Short problem
Identify each line in the records below that contains the word "Daily", and copy it.

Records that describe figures
━━━━━━━━━━━━━━━━━━━━

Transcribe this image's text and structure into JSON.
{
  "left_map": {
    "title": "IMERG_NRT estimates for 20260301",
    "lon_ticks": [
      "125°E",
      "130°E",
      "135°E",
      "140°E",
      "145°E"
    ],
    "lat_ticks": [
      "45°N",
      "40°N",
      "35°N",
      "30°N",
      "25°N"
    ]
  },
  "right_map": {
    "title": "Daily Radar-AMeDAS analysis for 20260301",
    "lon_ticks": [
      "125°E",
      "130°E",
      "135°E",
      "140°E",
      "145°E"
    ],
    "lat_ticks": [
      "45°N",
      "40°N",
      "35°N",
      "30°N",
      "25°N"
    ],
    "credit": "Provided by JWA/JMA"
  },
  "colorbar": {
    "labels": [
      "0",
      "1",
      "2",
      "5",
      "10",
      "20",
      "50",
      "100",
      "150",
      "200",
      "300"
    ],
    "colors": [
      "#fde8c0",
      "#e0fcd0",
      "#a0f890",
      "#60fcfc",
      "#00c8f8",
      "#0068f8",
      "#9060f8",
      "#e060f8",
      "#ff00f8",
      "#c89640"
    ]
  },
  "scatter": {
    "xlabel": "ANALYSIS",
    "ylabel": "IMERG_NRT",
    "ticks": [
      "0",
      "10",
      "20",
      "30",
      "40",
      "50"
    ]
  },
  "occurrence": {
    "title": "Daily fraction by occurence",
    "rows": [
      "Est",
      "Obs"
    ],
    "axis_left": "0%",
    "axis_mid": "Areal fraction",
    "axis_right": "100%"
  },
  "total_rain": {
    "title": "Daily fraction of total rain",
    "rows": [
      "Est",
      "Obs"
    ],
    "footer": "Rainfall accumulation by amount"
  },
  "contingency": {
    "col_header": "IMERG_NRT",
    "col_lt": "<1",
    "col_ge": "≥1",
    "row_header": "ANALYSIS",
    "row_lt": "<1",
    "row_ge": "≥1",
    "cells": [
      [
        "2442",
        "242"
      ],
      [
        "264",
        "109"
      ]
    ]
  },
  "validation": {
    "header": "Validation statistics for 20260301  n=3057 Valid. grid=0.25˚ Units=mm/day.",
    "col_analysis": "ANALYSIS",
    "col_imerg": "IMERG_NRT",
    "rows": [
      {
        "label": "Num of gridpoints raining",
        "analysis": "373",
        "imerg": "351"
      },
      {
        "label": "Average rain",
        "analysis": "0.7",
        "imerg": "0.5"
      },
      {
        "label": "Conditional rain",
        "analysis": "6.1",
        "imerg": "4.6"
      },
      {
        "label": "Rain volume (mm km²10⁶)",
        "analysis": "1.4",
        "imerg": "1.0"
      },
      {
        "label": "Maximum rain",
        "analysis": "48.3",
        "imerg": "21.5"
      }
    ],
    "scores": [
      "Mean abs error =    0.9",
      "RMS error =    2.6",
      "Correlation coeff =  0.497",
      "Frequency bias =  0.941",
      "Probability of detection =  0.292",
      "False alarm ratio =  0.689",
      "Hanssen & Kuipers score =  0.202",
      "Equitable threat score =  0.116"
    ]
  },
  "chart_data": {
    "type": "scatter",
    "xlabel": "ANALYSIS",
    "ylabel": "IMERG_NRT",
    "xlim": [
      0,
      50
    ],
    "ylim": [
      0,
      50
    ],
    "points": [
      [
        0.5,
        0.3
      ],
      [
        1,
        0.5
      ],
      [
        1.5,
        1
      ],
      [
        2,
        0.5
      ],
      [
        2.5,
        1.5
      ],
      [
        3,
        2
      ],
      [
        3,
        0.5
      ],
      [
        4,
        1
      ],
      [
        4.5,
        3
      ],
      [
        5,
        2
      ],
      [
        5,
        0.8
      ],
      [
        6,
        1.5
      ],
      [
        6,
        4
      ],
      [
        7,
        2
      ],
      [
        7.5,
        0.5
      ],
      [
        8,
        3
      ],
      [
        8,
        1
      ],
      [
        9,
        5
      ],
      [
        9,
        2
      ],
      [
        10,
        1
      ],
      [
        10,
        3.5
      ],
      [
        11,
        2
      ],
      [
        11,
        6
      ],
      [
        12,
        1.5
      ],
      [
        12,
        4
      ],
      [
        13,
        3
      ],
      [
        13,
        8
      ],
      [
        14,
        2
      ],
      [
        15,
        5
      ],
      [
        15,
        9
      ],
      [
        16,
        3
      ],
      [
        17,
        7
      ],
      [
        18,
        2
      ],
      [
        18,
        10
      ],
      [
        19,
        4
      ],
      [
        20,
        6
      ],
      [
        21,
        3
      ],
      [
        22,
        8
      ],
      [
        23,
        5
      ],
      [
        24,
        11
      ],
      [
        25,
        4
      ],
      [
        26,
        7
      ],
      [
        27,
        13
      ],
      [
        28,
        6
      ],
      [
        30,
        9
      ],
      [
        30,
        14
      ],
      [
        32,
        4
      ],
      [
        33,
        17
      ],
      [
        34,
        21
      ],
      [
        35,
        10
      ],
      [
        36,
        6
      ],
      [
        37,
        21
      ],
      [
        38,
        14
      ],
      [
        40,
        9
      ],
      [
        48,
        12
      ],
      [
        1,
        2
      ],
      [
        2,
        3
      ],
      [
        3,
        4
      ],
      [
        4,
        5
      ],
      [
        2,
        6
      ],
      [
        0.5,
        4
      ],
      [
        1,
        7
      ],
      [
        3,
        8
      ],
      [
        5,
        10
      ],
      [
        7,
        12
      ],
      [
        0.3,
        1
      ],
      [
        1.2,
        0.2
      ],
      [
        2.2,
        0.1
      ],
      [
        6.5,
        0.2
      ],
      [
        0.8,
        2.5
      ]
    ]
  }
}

━━━━━━━━━━━━━━━━━━━━

Result of this task
    "title": "Daily Radar-AMeDAS analysis for 20260301",
    "title": "Daily fraction by occurence",
    "title": "Daily fraction of total rain",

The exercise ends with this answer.